• [SET EXERCISE]:
Identify the lines that include the word "name", then copy all of them.

• [MATERIAL PROVIDED]:
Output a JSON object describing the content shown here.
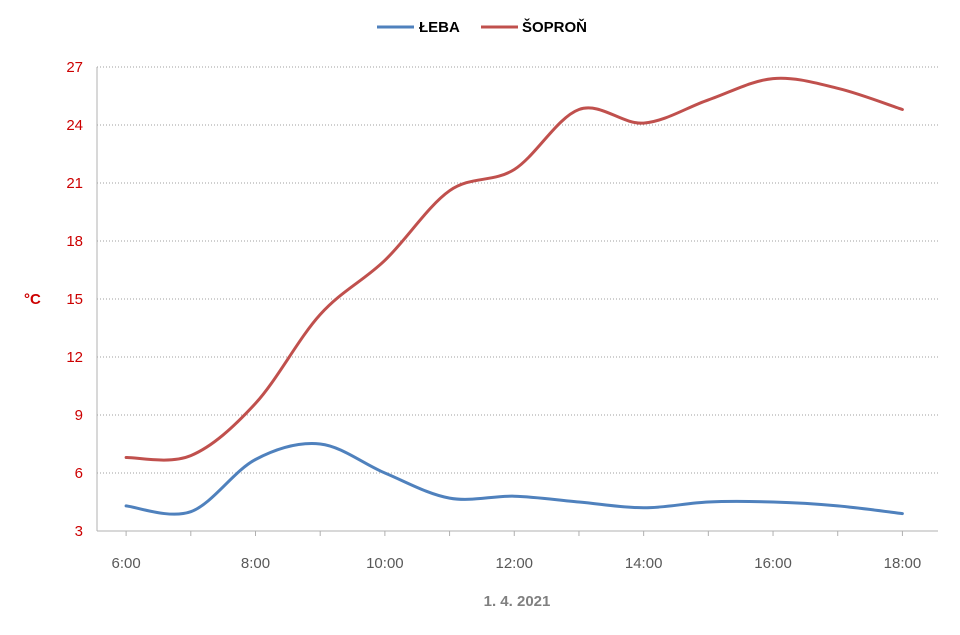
{
  "chart_data": {
    "type": "line",
    "xlabel": "1. 4. 2021",
    "ylabel": "°C",
    "ylim": [
      3,
      27
    ],
    "y_ticks": [
      3,
      6,
      9,
      12,
      15,
      18,
      21,
      24,
      27
    ],
    "x_ticks": [
      "6:00",
      "8:00",
      "10:00",
      "12:00",
      "14:00",
      "16:00",
      "18:00"
    ],
    "x_hours": [
      6,
      7,
      8,
      9,
      10,
      11,
      12,
      13,
      14,
      15,
      16,
      17,
      18
    ],
    "grid": true,
    "legend_position": "top",
    "series": [
      {
        "name": "ŁEBA",
        "color": "#4f81bd",
        "values": [
          4.3,
          4.0,
          6.7,
          7.5,
          6.0,
          4.7,
          4.8,
          4.5,
          4.2,
          4.5,
          4.5,
          4.3,
          3.9
        ]
      },
      {
        "name": "ŠOPROŇ",
        "color": "#c0504d",
        "values": [
          6.8,
          6.9,
          9.6,
          14.2,
          17.0,
          20.6,
          21.7,
          24.8,
          24.1,
          25.3,
          26.4,
          25.9,
          24.8
        ]
      }
    ]
  }
}
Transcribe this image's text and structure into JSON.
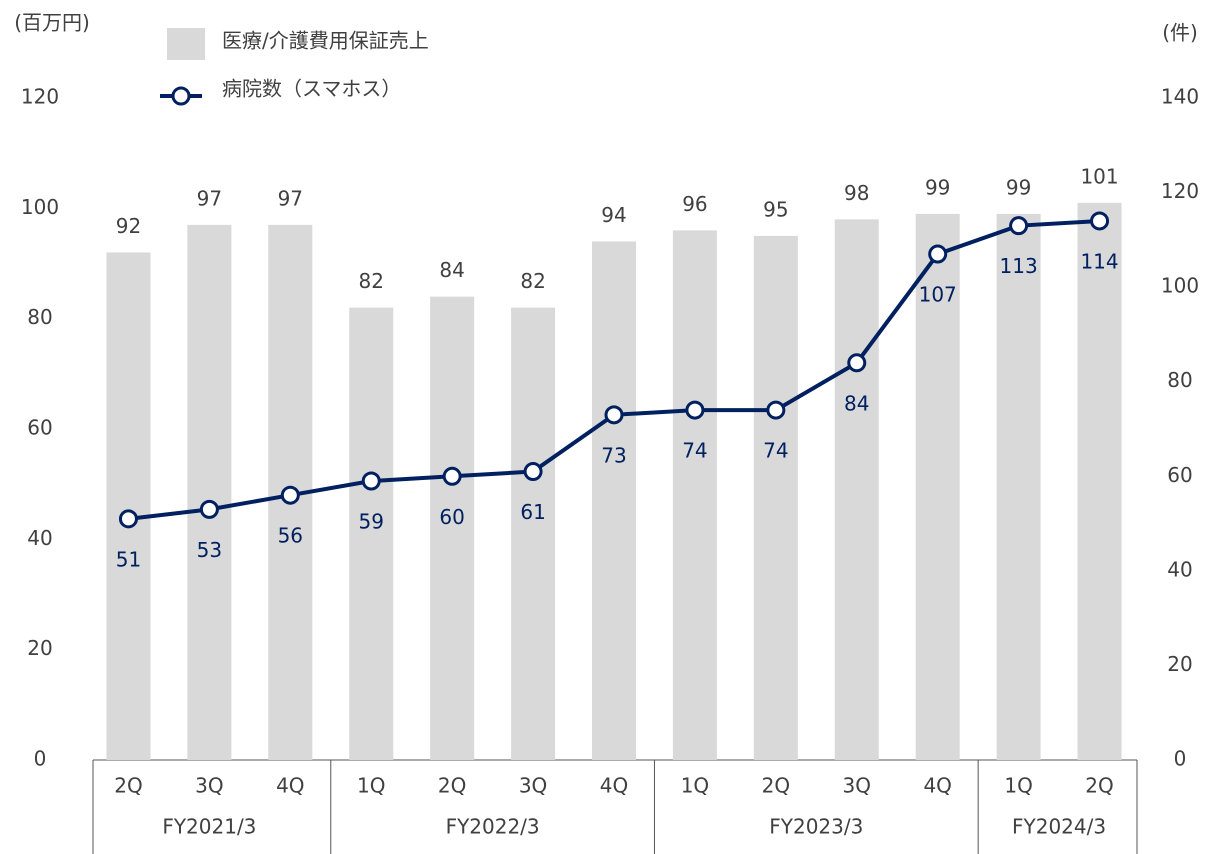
{
  "chart_data": {
    "type": "bar-line",
    "y_unit": "(百万円)",
    "y2_unit": "(件)",
    "groups": [
      {
        "name": "FY2021/3",
        "categories": [
          "2Q",
          "3Q",
          "4Q"
        ]
      },
      {
        "name": "FY2022/3",
        "categories": [
          "1Q",
          "2Q",
          "3Q",
          "4Q"
        ]
      },
      {
        "name": "FY2023/3",
        "categories": [
          "1Q",
          "2Q",
          "3Q",
          "4Q"
        ]
      },
      {
        "name": "FY2024/3",
        "categories": [
          "1Q",
          "2Q"
        ]
      }
    ],
    "series": [
      {
        "name": "医療/介護費用保証売上",
        "color": "#d9d9d9",
        "values": [
          92,
          97,
          97,
          82,
          84,
          82,
          94,
          96,
          95,
          98,
          99,
          99,
          101
        ]
      },
      {
        "name": "病院数（スマホス）",
        "color": "#002060",
        "axis": "y2",
        "values": [
          51,
          53,
          56,
          59,
          60,
          61,
          73,
          74,
          74,
          84,
          107,
          113,
          114
        ]
      }
    ],
    "ylim": [
      0,
      120
    ],
    "yticks": [
      0,
      20,
      40,
      60,
      80,
      100,
      120
    ],
    "y2lim": [
      0,
      140
    ],
    "y2ticks": [
      0,
      20,
      40,
      60,
      80,
      100,
      120,
      140
    ]
  }
}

• [OUTPUT OF THE TASK]:
        "name": "ŁEBA",
        "name": "ŠOPROŇ",
        "name": "FY2021/3",
        "name": "FY2022/3",
        "name": "FY2023/3",
        "name": "FY2024/3",
        "name": "医療/介護費用保証売上",
        "name": "病院数（スマホス）",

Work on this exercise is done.